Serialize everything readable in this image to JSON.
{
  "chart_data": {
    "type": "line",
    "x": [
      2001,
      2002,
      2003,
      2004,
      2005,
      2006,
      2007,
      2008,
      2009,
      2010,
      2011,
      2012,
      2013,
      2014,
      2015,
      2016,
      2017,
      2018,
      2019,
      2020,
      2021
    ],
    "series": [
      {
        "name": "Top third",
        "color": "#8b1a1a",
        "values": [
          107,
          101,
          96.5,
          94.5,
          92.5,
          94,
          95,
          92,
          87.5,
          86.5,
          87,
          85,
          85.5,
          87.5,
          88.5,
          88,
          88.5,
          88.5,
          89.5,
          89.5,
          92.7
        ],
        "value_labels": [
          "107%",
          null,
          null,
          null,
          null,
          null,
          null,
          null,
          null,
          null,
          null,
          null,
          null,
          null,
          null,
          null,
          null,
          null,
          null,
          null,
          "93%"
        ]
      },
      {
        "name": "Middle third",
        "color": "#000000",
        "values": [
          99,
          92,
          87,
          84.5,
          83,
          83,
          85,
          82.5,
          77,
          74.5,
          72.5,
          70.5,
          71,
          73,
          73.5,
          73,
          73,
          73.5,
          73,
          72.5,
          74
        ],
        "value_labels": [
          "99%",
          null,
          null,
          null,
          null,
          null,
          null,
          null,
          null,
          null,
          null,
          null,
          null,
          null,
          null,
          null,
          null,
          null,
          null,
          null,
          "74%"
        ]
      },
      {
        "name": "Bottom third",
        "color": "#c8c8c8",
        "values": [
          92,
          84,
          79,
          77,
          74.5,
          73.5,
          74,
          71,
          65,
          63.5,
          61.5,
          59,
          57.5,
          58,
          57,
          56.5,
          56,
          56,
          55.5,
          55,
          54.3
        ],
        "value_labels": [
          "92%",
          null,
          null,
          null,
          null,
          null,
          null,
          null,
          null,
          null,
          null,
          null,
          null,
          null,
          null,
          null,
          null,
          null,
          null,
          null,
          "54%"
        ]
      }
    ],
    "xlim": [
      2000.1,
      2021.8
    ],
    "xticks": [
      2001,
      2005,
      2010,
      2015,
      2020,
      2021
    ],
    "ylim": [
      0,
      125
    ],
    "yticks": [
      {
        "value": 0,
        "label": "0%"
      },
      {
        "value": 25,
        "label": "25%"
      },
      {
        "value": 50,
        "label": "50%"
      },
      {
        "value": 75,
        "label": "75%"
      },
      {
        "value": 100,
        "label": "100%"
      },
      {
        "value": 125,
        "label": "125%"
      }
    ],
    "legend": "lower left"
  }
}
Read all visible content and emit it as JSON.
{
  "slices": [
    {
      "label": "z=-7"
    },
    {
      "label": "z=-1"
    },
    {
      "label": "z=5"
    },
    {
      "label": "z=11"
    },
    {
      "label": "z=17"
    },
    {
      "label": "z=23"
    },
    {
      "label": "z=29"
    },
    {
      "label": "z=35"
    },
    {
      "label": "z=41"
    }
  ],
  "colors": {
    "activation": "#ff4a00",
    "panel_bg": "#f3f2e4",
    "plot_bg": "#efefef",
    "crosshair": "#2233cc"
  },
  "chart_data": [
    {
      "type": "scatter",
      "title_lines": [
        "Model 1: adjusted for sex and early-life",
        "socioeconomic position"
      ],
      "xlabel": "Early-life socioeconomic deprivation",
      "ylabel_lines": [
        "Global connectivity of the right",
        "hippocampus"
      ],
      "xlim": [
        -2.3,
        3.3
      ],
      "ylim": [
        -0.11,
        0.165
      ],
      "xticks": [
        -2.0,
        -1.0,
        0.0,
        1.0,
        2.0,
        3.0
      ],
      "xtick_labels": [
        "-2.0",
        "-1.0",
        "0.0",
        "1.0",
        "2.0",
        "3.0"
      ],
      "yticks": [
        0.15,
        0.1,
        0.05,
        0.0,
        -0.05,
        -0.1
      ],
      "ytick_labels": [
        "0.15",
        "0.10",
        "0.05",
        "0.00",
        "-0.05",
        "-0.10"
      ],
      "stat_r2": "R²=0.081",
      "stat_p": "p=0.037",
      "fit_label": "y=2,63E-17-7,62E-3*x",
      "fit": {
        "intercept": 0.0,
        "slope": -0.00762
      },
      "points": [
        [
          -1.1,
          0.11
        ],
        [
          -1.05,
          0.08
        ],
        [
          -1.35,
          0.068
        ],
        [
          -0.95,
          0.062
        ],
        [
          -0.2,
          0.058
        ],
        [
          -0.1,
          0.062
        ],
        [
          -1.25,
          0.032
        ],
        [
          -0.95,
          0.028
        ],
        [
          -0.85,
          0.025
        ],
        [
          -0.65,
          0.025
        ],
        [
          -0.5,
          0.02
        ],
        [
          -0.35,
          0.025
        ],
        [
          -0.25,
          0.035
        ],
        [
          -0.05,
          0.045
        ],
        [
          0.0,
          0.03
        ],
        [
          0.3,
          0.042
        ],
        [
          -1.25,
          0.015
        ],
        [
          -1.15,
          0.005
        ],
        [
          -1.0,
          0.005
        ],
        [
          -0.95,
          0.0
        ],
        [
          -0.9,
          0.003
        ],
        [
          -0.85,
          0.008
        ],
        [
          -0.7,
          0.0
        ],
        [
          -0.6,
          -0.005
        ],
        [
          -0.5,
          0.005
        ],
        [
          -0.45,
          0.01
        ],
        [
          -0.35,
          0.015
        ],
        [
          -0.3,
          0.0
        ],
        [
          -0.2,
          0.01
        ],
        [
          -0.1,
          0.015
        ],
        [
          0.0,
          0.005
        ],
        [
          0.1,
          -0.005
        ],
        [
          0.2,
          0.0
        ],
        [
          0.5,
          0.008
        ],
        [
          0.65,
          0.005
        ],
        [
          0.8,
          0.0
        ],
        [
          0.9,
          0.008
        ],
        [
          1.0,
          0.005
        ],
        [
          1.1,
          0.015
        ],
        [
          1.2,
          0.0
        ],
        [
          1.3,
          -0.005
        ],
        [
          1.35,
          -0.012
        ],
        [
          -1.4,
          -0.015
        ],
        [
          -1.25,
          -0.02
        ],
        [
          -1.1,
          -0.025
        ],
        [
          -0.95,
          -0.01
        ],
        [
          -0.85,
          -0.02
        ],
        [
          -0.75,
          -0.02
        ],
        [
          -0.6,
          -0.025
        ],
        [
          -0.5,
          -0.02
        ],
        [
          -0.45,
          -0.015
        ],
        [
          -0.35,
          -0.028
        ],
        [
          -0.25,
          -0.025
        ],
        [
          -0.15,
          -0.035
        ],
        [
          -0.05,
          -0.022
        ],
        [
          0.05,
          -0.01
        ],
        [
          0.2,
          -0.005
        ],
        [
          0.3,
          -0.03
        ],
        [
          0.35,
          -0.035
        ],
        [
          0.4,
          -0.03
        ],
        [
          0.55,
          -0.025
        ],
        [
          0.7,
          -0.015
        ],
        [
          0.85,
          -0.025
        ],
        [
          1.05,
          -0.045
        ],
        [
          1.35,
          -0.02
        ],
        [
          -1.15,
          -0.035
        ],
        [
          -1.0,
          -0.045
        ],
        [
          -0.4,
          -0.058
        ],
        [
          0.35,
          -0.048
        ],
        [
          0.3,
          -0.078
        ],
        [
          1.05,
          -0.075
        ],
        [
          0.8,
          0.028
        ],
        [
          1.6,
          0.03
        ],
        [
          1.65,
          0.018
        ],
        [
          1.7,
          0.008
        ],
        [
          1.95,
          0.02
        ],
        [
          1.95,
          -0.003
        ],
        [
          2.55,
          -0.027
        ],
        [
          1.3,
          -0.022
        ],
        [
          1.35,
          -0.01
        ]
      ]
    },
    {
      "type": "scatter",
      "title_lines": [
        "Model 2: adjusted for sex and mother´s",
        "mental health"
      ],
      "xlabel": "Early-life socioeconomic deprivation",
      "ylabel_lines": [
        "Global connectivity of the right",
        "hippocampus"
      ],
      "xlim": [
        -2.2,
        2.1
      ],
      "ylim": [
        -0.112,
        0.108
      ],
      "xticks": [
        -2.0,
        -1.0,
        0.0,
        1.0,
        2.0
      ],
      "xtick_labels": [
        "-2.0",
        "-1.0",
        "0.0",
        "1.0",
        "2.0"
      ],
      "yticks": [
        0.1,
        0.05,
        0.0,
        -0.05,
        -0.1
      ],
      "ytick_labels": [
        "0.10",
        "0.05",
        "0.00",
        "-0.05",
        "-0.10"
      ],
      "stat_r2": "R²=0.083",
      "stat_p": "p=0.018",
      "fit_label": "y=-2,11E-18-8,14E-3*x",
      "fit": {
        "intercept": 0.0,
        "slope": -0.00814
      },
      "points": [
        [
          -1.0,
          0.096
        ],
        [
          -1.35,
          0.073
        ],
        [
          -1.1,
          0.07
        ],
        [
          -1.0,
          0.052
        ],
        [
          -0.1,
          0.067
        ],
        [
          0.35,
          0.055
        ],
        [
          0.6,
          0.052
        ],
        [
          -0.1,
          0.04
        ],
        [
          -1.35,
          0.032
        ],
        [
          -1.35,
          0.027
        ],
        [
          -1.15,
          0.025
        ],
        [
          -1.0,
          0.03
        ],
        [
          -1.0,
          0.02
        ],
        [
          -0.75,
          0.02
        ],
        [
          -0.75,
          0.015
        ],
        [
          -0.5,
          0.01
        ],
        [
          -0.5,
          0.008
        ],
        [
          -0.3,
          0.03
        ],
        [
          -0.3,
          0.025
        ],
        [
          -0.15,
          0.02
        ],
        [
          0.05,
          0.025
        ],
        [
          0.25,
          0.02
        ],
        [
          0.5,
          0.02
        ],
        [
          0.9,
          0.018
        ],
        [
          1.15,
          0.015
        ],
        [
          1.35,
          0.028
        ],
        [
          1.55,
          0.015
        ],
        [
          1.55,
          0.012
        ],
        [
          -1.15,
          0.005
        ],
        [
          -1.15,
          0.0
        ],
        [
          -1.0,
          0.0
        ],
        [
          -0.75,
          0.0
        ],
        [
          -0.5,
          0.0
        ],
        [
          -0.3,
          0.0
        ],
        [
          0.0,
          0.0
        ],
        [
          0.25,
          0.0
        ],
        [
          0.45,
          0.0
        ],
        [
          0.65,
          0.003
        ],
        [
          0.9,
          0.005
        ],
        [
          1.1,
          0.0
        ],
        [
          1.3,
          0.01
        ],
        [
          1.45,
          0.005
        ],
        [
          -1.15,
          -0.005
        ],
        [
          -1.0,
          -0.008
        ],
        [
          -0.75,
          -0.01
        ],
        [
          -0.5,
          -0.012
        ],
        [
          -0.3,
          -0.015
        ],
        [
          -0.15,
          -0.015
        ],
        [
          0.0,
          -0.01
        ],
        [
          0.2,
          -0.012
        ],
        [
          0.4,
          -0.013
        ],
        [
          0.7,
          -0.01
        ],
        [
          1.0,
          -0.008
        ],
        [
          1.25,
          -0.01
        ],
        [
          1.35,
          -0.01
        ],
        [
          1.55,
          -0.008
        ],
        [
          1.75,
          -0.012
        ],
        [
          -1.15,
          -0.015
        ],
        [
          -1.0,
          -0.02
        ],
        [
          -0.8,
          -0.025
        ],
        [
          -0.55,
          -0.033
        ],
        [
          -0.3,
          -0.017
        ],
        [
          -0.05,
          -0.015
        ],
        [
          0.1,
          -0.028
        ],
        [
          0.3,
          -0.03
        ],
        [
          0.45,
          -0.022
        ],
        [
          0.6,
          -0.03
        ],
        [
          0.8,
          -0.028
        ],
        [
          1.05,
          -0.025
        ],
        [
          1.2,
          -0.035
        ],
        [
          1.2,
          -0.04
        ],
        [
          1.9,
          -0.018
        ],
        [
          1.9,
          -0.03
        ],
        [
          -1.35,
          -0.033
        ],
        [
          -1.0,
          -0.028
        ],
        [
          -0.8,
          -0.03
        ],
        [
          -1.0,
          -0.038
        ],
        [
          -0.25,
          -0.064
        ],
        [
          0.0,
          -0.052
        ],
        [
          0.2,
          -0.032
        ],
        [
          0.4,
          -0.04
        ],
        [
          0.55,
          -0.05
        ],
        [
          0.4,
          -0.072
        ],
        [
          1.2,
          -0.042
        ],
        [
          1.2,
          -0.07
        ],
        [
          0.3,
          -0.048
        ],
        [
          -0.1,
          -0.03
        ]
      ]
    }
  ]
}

◆ **Task instructions**: Collect from the data above every line that includes "third".

◆ **Expected output**:
        "name": "Top third",
        "name": "Middle third",
        "name": "Bottom third",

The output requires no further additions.